Lines of data

=====

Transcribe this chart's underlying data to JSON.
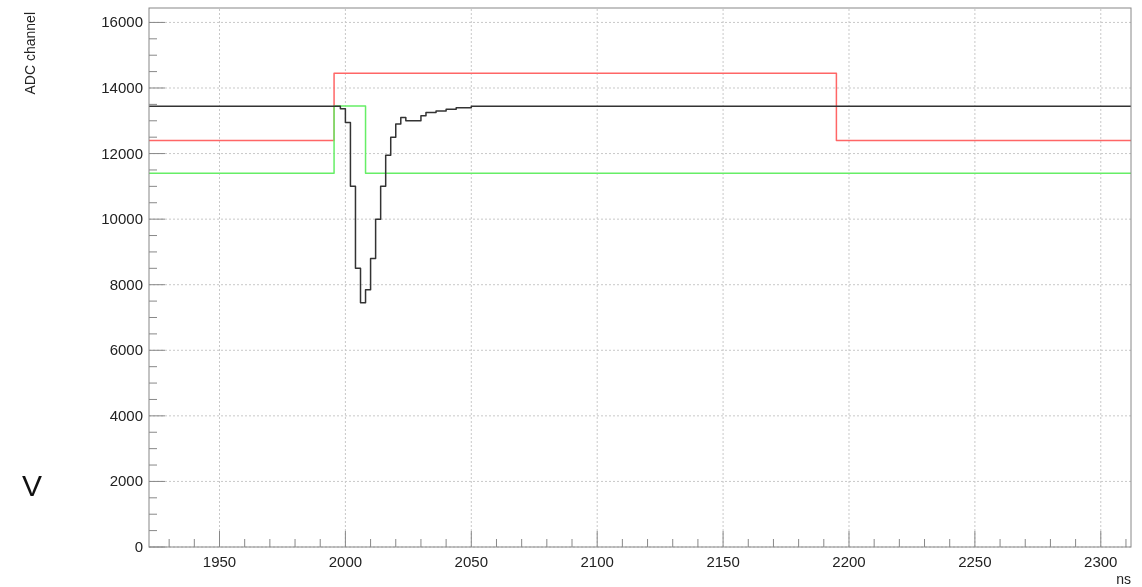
{
  "chart_data": {
    "type": "step",
    "xlabel": "ns",
    "ylabel": "ADC channel",
    "annotations": [
      "V"
    ],
    "xlim": [
      1922,
      2312
    ],
    "ylim": [
      0,
      16440
    ],
    "xticks": [
      {
        "value": 1930,
        "label": null
      },
      {
        "value": 1940,
        "label": null
      },
      1950,
      {
        "value": 1960,
        "label": null
      },
      {
        "value": 1970,
        "label": null
      },
      {
        "value": 1980,
        "label": null
      },
      {
        "value": 1990,
        "label": null
      },
      2000,
      {
        "value": 2010,
        "label": null
      },
      {
        "value": 2020,
        "label": null
      },
      {
        "value": 2030,
        "label": null
      },
      {
        "value": 2040,
        "label": null
      },
      2050,
      {
        "value": 2060,
        "label": null
      },
      {
        "value": 2070,
        "label": null
      },
      {
        "value": 2080,
        "label": null
      },
      {
        "value": 2090,
        "label": null
      },
      2100,
      {
        "value": 2110,
        "label": null
      },
      {
        "value": 2120,
        "label": null
      },
      {
        "value": 2130,
        "label": null
      },
      {
        "value": 2140,
        "label": null
      },
      2150,
      {
        "value": 2160,
        "label": null
      },
      {
        "value": 2170,
        "label": null
      },
      {
        "value": 2180,
        "label": null
      },
      {
        "value": 2190,
        "label": null
      },
      2200,
      {
        "value": 2210,
        "label": null
      },
      {
        "value": 2220,
        "label": null
      },
      {
        "value": 2230,
        "label": null
      },
      {
        "value": 2240,
        "label": null
      },
      2250,
      {
        "value": 2260,
        "label": null
      },
      {
        "value": 2270,
        "label": null
      },
      {
        "value": 2280,
        "label": null
      },
      {
        "value": 2290,
        "label": null
      },
      2300,
      {
        "value": 2310,
        "label": null
      }
    ],
    "yticks": [
      0,
      {
        "value": 500,
        "label": null
      },
      {
        "value": 1000,
        "label": null
      },
      {
        "value": 1500,
        "label": null
      },
      2000,
      {
        "value": 2500,
        "label": null
      },
      {
        "value": 3000,
        "label": null
      },
      {
        "value": 3500,
        "label": null
      },
      4000,
      {
        "value": 4500,
        "label": null
      },
      {
        "value": 5000,
        "label": null
      },
      {
        "value": 5500,
        "label": null
      },
      6000,
      {
        "value": 6500,
        "label": null
      },
      {
        "value": 7000,
        "label": null
      },
      {
        "value": 7500,
        "label": null
      },
      8000,
      {
        "value": 8500,
        "label": null
      },
      {
        "value": 9000,
        "label": null
      },
      {
        "value": 9500,
        "label": null
      },
      10000,
      {
        "value": 10500,
        "label": null
      },
      {
        "value": 11000,
        "label": null
      },
      {
        "value": 11500,
        "label": null
      },
      12000,
      {
        "value": 12500,
        "label": null
      },
      {
        "value": 13000,
        "label": null
      },
      {
        "value": 13500,
        "label": null
      },
      14000,
      {
        "value": 14500,
        "label": null
      },
      {
        "value": 15000,
        "label": null
      },
      {
        "value": 15500,
        "label": null
      },
      16000
    ],
    "grid": true,
    "series": [
      {
        "color": "#ff6666",
        "x": [
          1922,
          1995.5,
          2195,
          2312
        ],
        "values": [
          12400,
          14450,
          12400,
          12400
        ]
      },
      {
        "color": "#66ee66",
        "x": [
          1922,
          1995.5,
          2008,
          2312
        ],
        "values": [
          11400,
          13450,
          11400,
          11400
        ]
      },
      {
        "color": "#333333",
        "x": [
          1922,
          1998,
          2000,
          2002,
          2004,
          2006,
          2008,
          2010,
          2012,
          2014,
          2016,
          2018,
          2020,
          2022,
          2024,
          2030,
          2032,
          2036,
          2040,
          2044,
          2050,
          2312
        ],
        "values": [
          13440,
          13370,
          12950,
          11000,
          8500,
          7450,
          7850,
          8800,
          10000,
          11000,
          11950,
          12500,
          12900,
          13100,
          13000,
          13150,
          13250,
          13300,
          13350,
          13400,
          13440,
          13440
        ]
      }
    ]
  }
}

=====

▸ Problem
State only how many lines in the material include "color".

▸ Response below
3